─── Entries
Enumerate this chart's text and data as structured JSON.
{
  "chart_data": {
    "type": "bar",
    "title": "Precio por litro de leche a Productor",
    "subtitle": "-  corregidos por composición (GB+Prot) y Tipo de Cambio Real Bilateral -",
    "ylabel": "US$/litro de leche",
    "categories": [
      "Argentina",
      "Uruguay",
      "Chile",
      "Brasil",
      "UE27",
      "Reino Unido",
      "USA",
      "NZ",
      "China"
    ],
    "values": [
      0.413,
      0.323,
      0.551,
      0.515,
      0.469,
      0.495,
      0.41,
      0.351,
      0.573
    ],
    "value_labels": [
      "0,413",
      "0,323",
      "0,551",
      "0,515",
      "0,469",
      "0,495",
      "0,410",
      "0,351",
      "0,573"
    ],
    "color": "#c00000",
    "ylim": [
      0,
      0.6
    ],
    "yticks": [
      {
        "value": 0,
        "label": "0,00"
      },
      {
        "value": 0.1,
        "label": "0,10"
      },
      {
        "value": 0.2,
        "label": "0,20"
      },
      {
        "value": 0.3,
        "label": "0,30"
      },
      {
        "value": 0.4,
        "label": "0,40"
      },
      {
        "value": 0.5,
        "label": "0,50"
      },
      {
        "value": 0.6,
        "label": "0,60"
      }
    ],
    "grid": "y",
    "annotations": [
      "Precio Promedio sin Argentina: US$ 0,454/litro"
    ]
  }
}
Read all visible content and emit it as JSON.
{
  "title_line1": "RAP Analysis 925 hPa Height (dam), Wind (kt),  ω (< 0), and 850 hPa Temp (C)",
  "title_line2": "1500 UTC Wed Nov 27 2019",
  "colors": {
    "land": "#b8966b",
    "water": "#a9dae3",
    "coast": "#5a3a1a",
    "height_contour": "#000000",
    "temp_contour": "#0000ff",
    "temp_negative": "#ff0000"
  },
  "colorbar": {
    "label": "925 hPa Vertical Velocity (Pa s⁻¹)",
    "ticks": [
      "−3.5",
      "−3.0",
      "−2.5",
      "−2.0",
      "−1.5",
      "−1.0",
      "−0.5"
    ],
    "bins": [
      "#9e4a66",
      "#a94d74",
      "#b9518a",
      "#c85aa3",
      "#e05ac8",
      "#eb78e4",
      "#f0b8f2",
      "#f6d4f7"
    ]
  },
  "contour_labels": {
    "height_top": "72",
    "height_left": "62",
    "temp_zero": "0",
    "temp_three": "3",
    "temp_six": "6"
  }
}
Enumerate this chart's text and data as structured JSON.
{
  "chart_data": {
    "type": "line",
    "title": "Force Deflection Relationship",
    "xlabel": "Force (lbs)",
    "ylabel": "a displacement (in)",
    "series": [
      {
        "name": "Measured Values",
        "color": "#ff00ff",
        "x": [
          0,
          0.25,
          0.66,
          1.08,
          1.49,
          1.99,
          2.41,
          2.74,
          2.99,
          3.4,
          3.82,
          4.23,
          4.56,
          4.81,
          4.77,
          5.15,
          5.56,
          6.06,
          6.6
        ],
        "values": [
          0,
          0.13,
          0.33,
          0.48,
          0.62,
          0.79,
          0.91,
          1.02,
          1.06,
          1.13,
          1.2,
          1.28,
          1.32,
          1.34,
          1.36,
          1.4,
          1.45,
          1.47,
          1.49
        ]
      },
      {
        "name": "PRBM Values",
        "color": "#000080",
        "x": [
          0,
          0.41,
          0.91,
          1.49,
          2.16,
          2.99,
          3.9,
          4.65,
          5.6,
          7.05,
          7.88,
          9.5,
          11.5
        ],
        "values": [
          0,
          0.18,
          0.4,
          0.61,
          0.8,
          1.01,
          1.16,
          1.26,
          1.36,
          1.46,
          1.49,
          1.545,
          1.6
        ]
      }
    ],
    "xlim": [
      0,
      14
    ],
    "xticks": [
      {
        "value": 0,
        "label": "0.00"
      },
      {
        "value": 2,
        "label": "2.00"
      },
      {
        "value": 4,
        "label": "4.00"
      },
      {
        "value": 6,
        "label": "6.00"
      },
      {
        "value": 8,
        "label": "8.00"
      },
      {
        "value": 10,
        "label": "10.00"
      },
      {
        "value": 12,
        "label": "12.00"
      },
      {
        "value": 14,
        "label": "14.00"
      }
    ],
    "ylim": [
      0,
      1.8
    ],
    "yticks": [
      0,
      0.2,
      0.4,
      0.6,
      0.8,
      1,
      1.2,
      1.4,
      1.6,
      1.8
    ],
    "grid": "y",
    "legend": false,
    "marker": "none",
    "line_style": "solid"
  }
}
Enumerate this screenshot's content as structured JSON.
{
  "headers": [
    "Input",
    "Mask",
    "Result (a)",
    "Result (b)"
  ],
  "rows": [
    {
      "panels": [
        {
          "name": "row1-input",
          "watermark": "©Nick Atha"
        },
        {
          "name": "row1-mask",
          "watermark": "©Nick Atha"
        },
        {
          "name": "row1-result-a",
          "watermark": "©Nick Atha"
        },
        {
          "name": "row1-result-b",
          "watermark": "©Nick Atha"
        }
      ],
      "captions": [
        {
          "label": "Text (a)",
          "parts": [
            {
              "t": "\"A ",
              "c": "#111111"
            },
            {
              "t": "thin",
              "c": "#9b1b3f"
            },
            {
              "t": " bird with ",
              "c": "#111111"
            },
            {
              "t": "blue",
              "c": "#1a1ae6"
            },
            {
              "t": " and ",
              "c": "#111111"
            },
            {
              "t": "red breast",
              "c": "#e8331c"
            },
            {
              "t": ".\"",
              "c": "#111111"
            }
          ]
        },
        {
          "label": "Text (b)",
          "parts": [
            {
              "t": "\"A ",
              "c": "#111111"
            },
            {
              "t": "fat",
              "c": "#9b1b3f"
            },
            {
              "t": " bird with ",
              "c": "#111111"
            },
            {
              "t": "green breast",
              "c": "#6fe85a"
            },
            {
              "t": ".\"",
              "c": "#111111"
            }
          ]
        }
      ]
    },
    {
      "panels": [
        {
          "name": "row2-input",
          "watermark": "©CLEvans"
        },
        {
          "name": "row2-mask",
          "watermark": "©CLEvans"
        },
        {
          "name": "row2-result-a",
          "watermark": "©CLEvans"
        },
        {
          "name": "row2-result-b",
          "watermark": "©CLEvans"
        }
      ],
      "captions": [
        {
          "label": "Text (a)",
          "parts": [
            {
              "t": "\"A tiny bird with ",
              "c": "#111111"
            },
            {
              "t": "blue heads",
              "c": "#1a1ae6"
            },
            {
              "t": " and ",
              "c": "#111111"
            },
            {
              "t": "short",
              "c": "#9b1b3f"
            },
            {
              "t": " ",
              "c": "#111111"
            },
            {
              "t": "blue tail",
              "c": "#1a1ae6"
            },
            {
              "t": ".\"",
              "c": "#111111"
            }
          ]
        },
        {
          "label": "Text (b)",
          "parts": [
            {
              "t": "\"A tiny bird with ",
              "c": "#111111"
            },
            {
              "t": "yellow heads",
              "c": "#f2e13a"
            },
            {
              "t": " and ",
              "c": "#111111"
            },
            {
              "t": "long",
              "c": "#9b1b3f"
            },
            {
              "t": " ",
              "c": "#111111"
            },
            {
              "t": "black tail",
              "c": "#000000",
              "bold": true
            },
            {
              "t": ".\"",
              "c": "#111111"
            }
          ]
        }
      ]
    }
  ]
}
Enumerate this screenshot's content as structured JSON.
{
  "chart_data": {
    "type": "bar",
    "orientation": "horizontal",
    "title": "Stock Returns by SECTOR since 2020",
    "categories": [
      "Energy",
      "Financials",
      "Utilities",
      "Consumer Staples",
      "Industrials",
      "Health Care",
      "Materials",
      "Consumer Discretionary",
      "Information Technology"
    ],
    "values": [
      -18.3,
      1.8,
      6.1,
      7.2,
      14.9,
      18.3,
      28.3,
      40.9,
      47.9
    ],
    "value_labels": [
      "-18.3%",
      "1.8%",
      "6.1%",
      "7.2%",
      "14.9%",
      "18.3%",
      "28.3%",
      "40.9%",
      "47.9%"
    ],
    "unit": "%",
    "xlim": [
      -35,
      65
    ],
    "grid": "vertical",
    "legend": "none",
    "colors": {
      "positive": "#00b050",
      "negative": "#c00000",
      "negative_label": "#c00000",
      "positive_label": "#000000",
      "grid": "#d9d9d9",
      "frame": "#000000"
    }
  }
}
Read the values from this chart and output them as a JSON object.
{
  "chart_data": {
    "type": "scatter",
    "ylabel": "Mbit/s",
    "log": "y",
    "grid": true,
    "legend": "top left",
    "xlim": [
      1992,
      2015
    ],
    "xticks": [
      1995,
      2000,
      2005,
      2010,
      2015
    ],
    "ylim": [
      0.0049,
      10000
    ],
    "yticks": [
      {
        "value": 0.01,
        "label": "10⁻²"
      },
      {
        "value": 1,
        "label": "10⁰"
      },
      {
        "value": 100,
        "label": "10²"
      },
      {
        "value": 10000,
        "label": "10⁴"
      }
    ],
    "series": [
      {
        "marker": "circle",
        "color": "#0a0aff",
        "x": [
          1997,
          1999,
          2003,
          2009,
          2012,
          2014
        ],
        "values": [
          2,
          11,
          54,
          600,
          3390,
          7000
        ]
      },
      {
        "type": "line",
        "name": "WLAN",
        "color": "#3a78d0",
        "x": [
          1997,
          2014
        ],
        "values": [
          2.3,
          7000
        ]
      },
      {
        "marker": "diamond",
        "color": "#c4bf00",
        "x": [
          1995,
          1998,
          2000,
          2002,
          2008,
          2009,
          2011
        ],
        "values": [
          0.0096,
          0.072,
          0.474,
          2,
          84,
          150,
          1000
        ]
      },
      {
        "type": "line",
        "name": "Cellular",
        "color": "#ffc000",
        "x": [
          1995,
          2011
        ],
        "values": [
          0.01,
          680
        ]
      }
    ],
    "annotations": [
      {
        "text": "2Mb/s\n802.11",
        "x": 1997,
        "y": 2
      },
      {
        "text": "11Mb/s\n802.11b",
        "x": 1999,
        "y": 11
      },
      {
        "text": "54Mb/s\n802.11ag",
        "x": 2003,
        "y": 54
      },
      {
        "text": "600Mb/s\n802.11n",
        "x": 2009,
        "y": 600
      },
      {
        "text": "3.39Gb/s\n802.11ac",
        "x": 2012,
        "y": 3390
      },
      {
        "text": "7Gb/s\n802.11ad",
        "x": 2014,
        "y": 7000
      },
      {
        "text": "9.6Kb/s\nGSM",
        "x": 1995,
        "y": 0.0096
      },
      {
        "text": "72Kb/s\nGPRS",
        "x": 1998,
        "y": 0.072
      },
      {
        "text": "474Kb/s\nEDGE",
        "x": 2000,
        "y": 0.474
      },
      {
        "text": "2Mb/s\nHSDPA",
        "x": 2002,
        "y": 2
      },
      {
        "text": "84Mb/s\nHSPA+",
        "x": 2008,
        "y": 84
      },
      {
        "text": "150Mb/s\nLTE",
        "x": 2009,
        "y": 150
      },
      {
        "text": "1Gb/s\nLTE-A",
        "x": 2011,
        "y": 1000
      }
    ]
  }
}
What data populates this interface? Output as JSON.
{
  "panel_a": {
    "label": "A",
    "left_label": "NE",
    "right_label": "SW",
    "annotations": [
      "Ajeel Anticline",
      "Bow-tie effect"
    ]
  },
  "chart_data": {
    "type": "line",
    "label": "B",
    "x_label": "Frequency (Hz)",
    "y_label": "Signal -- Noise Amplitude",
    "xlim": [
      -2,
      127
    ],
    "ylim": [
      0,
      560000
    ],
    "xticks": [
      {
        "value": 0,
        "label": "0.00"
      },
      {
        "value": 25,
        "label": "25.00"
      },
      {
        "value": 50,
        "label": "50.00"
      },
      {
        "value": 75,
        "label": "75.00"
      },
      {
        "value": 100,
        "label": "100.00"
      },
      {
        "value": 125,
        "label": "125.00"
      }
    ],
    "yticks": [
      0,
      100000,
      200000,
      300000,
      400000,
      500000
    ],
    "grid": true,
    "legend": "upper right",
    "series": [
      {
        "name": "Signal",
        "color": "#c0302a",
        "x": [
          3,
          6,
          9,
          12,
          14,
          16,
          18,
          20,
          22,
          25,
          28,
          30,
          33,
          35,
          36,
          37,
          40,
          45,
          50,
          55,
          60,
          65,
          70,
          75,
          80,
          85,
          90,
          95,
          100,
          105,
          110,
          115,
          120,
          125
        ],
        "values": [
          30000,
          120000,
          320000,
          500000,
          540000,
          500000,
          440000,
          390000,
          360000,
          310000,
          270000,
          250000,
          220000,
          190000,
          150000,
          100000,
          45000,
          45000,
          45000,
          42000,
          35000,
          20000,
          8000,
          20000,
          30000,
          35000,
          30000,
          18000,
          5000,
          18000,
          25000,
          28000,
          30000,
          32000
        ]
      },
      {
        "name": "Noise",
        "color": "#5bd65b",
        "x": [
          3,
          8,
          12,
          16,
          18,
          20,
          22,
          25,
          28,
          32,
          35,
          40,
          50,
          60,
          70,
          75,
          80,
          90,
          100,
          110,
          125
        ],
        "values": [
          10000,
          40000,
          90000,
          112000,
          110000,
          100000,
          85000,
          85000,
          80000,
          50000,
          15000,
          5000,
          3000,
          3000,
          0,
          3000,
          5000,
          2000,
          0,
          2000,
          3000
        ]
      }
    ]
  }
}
──────
-- Exercise --
Among the records above, how many lines carry the string "litro"? Reply with the number alone.

-- Answer in full --
3